- _Text_:
Pablo Gómez Estévez enjoys an impressive resume from his time at Bowling Green State University and as a renowned music composer and educator.
From a successful pitch to create an interactive children’s stories app where music serves as a tool for emotional literacy to earning a master’s in music theory and composition and a doctoral degree in composition from the College of Musical Arts, the Dominican-born pianist, educator and composer found a launchpad for his path to success.
“During my doctoral studies, I composed, taught, researched, and dove into areas I hadn’t explored before. I also took business courses, studied intercultural communication, worked in marketing, participated in a Shark Tank–style entrepreneurship program, and got the idea for my educational music platform, Pineo Media. It was an interdisciplinary, demanding, and deeply formative experience,” he said.
Since leaving Bowling Green, Gómez Estévez moved to New York City and immersed himself in composition, performance and entrepreneurial projects.

- _Complete the following_:
A) In the profile of Pablo Gómez Estévez, what is the name of his educational music platform?
B) Set down the stretch of the Pablo Gómez Estévez profile from "From a successful" through "path to success.", word for word.
C) Resume the profile of Pablo Gómez Estévez, picking up after its final sentence.

- _Records_:
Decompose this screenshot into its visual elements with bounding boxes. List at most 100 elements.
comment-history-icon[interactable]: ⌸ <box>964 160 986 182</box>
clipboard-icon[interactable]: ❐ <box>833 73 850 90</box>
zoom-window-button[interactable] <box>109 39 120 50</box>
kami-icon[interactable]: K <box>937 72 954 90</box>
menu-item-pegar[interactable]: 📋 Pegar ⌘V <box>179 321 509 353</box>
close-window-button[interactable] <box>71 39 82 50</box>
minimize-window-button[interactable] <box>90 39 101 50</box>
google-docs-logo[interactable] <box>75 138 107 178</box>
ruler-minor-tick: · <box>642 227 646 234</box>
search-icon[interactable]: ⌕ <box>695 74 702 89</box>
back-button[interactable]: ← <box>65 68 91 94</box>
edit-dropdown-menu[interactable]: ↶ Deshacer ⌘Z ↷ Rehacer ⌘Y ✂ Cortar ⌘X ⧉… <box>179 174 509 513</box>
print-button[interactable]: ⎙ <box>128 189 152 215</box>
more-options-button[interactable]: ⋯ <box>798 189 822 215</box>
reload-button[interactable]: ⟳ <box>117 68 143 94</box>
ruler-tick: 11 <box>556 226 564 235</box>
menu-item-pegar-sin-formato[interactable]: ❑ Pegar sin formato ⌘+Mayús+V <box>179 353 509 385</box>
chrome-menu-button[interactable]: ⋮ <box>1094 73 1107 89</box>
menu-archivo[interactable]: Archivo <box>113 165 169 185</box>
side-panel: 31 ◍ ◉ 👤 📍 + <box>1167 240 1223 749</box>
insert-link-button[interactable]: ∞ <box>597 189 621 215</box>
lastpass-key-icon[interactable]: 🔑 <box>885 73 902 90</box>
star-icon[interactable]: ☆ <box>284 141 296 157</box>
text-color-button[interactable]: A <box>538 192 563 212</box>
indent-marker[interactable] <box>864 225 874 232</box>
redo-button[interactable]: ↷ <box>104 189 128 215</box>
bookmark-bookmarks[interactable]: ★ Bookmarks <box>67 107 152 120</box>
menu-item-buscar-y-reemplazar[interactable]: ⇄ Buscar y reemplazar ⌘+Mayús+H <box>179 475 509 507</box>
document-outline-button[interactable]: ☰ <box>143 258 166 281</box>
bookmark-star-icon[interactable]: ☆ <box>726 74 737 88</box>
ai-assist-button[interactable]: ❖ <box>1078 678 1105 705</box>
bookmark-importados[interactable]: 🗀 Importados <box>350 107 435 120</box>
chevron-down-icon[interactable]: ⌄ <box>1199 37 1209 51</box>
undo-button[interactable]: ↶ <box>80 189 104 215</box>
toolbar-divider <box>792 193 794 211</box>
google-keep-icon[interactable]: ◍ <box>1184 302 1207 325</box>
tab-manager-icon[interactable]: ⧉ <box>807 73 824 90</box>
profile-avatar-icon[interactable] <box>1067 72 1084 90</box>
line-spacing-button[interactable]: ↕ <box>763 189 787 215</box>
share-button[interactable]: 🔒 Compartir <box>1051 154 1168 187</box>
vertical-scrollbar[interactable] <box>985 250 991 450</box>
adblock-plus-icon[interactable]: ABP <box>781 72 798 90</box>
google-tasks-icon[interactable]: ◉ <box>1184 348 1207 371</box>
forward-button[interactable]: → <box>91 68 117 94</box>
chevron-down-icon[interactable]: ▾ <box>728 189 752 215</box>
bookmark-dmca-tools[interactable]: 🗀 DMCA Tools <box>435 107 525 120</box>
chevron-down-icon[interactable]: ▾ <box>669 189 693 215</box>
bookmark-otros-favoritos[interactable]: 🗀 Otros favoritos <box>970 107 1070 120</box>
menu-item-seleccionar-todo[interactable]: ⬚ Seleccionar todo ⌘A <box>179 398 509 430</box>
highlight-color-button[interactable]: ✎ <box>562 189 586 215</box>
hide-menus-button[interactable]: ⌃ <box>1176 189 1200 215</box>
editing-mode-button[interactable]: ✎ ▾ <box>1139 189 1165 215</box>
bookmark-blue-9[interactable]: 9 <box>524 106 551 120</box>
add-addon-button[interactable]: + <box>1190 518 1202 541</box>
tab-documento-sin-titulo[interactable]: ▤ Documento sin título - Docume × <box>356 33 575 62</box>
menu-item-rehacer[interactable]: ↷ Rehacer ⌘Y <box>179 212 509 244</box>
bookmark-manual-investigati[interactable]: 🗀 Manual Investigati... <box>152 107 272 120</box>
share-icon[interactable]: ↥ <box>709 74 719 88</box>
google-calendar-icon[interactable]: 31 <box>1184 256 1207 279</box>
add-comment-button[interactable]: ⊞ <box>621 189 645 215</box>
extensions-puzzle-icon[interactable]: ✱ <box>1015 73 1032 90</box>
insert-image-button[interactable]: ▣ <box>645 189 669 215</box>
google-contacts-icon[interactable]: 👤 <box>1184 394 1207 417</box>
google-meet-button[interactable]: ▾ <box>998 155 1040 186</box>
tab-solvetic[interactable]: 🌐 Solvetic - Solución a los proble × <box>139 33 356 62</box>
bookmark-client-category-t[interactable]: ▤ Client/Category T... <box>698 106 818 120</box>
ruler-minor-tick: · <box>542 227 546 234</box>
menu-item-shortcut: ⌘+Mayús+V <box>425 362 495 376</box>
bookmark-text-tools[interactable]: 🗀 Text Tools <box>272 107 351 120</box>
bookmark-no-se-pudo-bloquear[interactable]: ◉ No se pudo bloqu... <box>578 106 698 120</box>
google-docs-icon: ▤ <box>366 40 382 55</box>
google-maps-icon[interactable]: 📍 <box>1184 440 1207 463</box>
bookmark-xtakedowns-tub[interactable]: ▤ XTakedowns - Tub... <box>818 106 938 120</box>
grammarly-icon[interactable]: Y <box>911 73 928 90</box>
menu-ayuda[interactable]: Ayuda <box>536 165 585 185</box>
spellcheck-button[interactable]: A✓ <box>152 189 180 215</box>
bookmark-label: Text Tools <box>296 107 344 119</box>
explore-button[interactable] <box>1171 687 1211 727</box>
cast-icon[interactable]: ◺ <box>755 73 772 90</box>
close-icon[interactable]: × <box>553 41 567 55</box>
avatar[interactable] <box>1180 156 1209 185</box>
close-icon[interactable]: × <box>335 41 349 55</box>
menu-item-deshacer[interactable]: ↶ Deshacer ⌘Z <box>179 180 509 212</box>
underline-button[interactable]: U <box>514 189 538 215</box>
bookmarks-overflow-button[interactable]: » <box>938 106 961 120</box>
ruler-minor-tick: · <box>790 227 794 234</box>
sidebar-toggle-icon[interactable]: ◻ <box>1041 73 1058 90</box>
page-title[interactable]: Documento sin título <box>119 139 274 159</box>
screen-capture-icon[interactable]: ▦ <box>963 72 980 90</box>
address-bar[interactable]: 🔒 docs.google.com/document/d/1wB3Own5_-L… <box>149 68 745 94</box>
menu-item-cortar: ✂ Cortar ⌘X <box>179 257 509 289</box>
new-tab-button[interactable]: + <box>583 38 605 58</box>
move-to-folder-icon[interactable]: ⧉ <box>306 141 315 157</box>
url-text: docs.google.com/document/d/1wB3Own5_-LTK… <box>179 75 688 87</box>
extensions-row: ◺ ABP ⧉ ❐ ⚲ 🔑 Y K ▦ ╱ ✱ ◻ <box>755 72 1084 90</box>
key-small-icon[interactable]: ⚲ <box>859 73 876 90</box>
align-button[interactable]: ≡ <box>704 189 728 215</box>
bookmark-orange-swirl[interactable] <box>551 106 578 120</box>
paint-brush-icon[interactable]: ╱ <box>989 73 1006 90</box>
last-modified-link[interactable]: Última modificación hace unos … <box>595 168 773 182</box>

- _Answers by item_:
A) Pineo Media

B)
From a successful pitch to create an interactive children’s stories app where music serves as a tool for emotional literacy to earning a master’s in music theory and composition and a doctoral degree in composition from the College of Musical Arts, the Dominican-born pianist, educator and composer found a launchpad for his path to success.

C)
“Everything has been a series of leaps of faith,” he said. After finishing his doctoral program coursework at BGSU, the big city appeal of New York called him. He sought to join as an artist in residence at the City University of New York’s Dominican Studies Institute. His idea to use the institute’s archives to write a Dominican opera was met with great enthusiasm.
“New Cibao” is Gómez Estévez’s opera in progress, scheduled to premiere in 2026 and supported by the Association of Dominican Classical Artists (ADCA).. With access to the archives of composer Rafael Petitón Guzmán (1894-1983), Gómez Estévez studied the composer’s body of work that spans zarzuelas and chamber music to a major symphonic piece titled “Suite antillana,” based on melodies and rhythms from the Dominican Republic, Puerto Rico, and Cuba.
In the opera, Gómez Estévez builds a Caribbean dystopia where dreaming about gossip is mandatory, forgetting is profitable, and only guilt can break the spell. But beyond its futuristic premise, the opera delivers a pointed critique of the current Dominican media ecosystem, where gossip, celebrity culture, and scandal operate as tools for cultural narrative and social control.
The musical language of the piece weaves together perico ripiao, dembow, and operatic techniques into a cyclical structure inspired by TikTok, shaped by the fragmented logic of social media.
Even before the opera is completed and moving to initial stage production in 2026, one of the opera’s opening scenes was presented at Carnegie Hall’s prestigious Nuestros Sonidos festival in May 2025. The scene, titled “Too Niche, Too Nietzsche,” was part of an effort to spotlight emerging Caribbean voices in the contemporary classical music landscape.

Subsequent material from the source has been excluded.